What is required: Pick out every line in the data below that holds "eigentlich".
____________
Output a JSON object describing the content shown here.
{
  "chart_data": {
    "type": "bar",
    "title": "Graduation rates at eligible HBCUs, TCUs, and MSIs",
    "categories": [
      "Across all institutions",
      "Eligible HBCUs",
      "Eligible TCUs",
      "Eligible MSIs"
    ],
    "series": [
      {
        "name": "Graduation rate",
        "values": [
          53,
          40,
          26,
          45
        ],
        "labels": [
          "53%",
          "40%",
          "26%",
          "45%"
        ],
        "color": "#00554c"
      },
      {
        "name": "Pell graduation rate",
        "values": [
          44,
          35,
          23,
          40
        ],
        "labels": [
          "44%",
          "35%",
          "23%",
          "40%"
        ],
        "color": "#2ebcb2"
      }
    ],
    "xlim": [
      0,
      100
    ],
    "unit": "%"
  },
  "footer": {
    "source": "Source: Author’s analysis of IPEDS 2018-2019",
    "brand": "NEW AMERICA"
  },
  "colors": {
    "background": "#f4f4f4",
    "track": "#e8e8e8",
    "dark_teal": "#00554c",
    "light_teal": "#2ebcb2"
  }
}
____________
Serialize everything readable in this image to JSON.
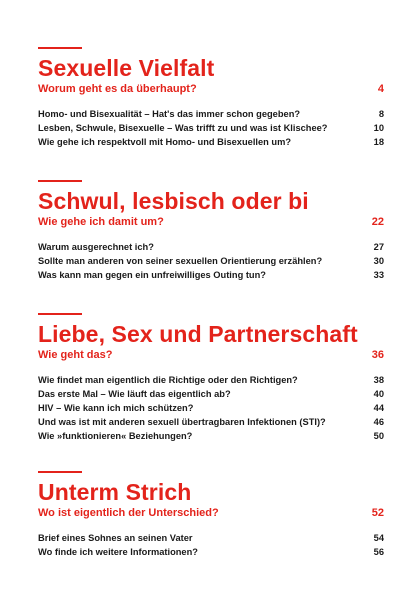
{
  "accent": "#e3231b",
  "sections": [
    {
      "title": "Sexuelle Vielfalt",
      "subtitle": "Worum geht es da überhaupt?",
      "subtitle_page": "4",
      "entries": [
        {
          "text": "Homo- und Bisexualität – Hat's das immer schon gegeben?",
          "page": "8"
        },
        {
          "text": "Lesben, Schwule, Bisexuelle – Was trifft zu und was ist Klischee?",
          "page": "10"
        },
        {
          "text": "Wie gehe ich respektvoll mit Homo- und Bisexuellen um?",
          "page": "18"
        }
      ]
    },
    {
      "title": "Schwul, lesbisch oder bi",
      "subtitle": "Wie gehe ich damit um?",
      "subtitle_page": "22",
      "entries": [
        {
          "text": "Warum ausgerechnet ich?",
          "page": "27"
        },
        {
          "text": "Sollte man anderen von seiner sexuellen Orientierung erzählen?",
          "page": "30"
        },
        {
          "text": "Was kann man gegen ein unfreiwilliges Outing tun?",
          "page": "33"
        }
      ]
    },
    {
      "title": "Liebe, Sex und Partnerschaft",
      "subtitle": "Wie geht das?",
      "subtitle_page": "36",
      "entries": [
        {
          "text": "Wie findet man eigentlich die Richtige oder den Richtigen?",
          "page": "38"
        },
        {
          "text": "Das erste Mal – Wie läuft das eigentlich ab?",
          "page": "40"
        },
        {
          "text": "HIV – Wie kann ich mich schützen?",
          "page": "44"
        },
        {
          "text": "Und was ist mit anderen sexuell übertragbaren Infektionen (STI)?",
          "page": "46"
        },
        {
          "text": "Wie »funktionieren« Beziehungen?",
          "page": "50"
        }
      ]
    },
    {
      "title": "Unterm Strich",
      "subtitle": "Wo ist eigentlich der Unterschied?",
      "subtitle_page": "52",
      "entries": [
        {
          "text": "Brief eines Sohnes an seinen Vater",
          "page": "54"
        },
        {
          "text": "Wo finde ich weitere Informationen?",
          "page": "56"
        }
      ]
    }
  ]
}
____________
Expected answer:
          "text": "Wie findet man eigentlich die Richtige oder den Richtigen?",
          "text": "Das erste Mal – Wie läuft das eigentlich ab?",
      "subtitle": "Wo ist eigentlich der Unterschied?",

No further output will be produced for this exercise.